Pull every line of the entries that has the word "Eriksen".

>> START Record set

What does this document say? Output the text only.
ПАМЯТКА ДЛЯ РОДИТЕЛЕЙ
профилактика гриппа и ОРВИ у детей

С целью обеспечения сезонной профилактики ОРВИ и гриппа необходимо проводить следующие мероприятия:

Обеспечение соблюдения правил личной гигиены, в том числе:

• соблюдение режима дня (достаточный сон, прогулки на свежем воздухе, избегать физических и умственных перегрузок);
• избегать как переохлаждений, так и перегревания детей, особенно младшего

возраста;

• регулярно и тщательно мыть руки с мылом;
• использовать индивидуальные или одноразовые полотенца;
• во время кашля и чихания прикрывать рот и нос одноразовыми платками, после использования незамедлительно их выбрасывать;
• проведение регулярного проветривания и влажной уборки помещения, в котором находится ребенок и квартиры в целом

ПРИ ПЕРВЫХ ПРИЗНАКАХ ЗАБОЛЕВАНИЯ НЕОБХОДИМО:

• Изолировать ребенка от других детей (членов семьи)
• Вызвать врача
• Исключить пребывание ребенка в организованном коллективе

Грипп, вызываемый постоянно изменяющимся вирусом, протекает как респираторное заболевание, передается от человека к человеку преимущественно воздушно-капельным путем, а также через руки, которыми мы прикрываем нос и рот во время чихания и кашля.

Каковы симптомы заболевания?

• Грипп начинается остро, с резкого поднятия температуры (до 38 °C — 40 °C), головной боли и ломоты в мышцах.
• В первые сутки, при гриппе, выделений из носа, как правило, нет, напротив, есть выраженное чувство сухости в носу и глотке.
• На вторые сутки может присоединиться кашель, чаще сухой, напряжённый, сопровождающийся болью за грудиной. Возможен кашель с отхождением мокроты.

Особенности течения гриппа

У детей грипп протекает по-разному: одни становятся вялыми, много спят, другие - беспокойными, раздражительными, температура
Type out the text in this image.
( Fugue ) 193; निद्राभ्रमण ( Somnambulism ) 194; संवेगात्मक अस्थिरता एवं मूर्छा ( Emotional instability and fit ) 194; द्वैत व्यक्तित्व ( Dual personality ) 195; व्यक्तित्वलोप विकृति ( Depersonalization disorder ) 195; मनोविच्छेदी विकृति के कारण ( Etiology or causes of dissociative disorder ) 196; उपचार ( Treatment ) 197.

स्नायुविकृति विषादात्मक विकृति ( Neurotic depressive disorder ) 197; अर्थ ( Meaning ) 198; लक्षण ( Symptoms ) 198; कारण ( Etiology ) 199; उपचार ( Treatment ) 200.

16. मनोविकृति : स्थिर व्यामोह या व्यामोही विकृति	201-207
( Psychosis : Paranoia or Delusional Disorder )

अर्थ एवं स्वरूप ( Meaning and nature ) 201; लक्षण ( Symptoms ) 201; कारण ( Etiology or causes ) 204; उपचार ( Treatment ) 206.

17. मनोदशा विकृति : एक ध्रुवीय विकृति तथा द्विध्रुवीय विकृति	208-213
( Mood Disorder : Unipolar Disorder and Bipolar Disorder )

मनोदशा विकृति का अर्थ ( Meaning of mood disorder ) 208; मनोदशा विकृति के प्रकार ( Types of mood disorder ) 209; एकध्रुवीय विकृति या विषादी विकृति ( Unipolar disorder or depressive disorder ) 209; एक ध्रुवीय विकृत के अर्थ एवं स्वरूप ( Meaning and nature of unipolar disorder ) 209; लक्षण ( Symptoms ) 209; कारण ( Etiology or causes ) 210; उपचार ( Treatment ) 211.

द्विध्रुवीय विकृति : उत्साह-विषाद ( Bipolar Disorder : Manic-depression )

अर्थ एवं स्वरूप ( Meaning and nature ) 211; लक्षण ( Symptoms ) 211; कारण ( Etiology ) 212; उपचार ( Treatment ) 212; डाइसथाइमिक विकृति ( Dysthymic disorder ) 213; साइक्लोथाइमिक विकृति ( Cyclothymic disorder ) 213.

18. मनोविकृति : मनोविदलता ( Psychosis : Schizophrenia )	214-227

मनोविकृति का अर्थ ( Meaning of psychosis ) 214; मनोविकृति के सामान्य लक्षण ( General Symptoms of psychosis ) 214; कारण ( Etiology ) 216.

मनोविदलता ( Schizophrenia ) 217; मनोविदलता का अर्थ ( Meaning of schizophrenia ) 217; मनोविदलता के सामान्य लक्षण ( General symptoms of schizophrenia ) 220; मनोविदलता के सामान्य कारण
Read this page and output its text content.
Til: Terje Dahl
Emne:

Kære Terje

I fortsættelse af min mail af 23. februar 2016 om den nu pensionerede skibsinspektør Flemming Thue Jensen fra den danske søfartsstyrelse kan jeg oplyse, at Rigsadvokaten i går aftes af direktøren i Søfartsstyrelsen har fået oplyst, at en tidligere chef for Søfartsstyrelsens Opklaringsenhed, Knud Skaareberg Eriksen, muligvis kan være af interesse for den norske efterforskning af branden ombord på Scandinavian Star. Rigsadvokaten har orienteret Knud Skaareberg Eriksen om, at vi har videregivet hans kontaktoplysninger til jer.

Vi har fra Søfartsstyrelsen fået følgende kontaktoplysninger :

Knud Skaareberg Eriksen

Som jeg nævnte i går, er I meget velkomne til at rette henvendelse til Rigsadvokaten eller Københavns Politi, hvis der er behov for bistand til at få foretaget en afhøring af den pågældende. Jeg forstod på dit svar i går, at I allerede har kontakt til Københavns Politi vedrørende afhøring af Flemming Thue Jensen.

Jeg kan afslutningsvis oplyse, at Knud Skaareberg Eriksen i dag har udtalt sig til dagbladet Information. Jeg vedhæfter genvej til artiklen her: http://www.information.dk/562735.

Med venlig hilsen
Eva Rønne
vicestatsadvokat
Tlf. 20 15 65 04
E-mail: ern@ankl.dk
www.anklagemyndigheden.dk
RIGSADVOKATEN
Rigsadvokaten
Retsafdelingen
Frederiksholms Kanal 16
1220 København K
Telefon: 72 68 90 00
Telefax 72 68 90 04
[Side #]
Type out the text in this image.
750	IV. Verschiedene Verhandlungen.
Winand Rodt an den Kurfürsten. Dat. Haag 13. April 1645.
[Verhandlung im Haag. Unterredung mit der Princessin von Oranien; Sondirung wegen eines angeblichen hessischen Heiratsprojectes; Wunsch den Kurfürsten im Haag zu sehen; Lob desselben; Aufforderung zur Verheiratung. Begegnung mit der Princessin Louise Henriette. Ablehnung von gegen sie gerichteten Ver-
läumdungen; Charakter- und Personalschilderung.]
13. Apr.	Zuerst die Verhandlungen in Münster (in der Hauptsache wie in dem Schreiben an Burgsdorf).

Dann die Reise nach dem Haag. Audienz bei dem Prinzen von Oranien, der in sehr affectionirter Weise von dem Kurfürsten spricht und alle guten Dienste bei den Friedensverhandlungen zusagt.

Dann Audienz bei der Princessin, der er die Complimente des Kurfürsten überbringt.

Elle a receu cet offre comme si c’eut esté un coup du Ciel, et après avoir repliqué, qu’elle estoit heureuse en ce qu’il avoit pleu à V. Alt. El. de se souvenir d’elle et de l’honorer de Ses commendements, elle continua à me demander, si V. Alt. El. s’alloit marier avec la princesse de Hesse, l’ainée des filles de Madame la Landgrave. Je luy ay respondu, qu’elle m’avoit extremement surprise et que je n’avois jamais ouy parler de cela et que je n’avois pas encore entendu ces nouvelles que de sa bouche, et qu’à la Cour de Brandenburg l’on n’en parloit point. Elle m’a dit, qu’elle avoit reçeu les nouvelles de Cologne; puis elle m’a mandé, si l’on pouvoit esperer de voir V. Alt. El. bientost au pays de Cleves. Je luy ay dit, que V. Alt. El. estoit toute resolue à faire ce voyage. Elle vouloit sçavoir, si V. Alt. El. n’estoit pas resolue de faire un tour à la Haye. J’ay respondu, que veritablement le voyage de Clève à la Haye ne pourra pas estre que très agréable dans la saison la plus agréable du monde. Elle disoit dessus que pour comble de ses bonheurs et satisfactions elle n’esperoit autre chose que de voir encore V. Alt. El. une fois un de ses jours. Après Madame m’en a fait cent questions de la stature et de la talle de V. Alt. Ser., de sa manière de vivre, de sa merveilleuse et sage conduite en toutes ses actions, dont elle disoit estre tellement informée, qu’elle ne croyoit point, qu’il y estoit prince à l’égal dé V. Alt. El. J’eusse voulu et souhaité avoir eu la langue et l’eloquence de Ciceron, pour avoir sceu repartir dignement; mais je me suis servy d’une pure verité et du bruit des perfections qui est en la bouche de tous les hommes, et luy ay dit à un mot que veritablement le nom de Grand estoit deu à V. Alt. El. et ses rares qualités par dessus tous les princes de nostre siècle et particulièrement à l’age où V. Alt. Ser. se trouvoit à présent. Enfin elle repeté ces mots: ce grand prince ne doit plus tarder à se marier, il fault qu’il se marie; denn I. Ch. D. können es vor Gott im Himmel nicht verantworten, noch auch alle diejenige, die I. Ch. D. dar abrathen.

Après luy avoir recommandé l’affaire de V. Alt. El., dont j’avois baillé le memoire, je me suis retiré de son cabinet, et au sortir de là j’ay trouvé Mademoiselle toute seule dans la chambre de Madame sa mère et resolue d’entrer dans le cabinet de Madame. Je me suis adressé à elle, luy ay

>> END Record set

> **Solution to the problem**
I fortsættelse af min mail af 23. februar 2016 om den nu pensionerede skibsinspektør Flemming Thue Jensen fra den danske søfartsstyrelse kan jeg oplyse, at Rigsadvokaten i går aftes af direktøren i Søfartsstyrelsen har fået oplyst, at en tidligere chef for Søfartsstyrelsens Opklaringsenhed, Knud Skaareberg Eriksen, muligvis kan være af interesse for den norske efterforskning af branden ombord på Scandinavian Star. Rigsadvokaten har orienteret Knud Skaareberg Eriksen om, at vi har videregivet hans kontaktoplysninger til jer.
Knud Skaareberg Eriksen
Jeg kan afslutningsvis oplyse, at Knud Skaareberg Eriksen i dag har udtalt sig til dagbladet Information. Jeg vedhæfter genvej til artiklen her: http://www.information.dk/562735.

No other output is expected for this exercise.